** Begin Extracted data **
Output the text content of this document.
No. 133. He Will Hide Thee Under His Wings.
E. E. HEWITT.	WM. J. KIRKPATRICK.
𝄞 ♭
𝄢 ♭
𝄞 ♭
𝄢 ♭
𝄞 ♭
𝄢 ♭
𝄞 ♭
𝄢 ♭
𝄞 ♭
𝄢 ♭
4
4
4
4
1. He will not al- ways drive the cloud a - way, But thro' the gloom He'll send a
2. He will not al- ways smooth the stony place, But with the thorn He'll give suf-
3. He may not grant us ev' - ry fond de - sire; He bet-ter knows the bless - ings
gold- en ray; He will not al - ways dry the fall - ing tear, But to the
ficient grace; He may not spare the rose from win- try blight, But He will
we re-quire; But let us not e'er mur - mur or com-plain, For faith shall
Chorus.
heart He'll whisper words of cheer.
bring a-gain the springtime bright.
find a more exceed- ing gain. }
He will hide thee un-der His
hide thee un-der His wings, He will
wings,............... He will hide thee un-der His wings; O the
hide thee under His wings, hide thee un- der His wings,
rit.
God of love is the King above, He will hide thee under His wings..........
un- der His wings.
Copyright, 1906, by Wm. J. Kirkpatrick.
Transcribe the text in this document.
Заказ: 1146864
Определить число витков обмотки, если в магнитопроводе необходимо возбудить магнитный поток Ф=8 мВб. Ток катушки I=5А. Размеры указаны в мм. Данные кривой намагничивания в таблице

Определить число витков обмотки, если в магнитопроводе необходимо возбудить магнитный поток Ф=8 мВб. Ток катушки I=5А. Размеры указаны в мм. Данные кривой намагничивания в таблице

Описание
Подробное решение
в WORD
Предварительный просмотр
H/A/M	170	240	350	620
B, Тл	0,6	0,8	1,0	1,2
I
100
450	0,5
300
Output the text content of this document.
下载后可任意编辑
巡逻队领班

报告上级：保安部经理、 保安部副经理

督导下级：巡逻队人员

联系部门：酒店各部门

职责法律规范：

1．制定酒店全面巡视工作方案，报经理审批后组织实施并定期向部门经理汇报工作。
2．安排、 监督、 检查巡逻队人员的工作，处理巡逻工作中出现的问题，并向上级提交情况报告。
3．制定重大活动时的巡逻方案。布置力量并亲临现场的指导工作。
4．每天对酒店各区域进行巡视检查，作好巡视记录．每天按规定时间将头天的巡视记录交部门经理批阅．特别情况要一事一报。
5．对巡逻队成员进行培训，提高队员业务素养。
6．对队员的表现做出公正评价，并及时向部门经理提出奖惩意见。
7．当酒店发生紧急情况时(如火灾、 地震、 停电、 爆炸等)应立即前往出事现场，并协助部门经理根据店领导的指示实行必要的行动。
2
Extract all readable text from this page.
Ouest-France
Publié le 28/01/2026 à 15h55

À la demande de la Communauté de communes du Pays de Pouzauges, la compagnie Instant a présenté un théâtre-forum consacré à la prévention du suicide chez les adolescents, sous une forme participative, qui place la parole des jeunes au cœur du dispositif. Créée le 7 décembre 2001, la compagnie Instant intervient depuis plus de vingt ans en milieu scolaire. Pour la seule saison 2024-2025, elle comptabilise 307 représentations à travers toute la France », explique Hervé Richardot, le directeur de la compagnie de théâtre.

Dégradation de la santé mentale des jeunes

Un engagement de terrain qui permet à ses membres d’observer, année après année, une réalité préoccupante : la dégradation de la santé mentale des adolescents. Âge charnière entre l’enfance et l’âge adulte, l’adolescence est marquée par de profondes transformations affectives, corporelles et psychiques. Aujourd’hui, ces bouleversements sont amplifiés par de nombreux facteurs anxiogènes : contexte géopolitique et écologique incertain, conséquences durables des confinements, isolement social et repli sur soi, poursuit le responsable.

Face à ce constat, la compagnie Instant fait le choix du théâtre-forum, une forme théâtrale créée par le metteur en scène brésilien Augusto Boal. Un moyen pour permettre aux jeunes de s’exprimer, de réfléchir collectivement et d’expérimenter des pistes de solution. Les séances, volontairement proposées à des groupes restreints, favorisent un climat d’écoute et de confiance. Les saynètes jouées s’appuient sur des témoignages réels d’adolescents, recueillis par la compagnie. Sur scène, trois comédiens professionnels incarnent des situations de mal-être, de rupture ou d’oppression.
** End Extracted data **
▶ The exercise: Repeat, without changes, every line from the one that contains "Extract all readable text from this page." through the final line of the data.

▶ Answer:
Extract all readable text from this page.
Ouest-France
Publié le 28/01/2026 à 15h55

À la demande de la Communauté de communes du Pays de Pouzauges, la compagnie Instant a présenté un théâtre-forum consacré à la prévention du suicide chez les adolescents, sous une forme participative, qui place la parole des jeunes au cœur du dispositif. Créée le 7 décembre 2001, la compagnie Instant intervient depuis plus de vingt ans en milieu scolaire. Pour la seule saison 2024-2025, elle comptabilise 307 représentations à travers toute la France », explique Hervé Richardot, le directeur de la compagnie de théâtre.

Dégradation de la santé mentale des jeunes

Un engagement de terrain qui permet à ses membres d’observer, année après année, une réalité préoccupante : la dégradation de la santé mentale des adolescents. Âge charnière entre l’enfance et l’âge adulte, l’adolescence est marquée par de profondes transformations affectives, corporelles et psychiques. Aujourd’hui, ces bouleversements sont amplifiés par de nombreux facteurs anxiogènes : contexte géopolitique et écologique incertain, conséquences durables des confinements, isolement social et repli sur soi, poursuit le responsable.

Face à ce constat, la compagnie Instant fait le choix du théâtre-forum, une forme théâtrale créée par le metteur en scène brésilien Augusto Boal. Un moyen pour permettre aux jeunes de s’exprimer, de réfléchir collectivement et d’expérimenter des pistes de solution. Les séances, volontairement proposées à des groupes restreints, favorisent un climat d’écoute et de confiance. Les saynètes jouées s’appuient sur des témoignages réels d’adolescents, recueillis par la compagnie. Sur scène, trois comédiens professionnels incarnent des situations de mal-être, de rupture ou d’oppression.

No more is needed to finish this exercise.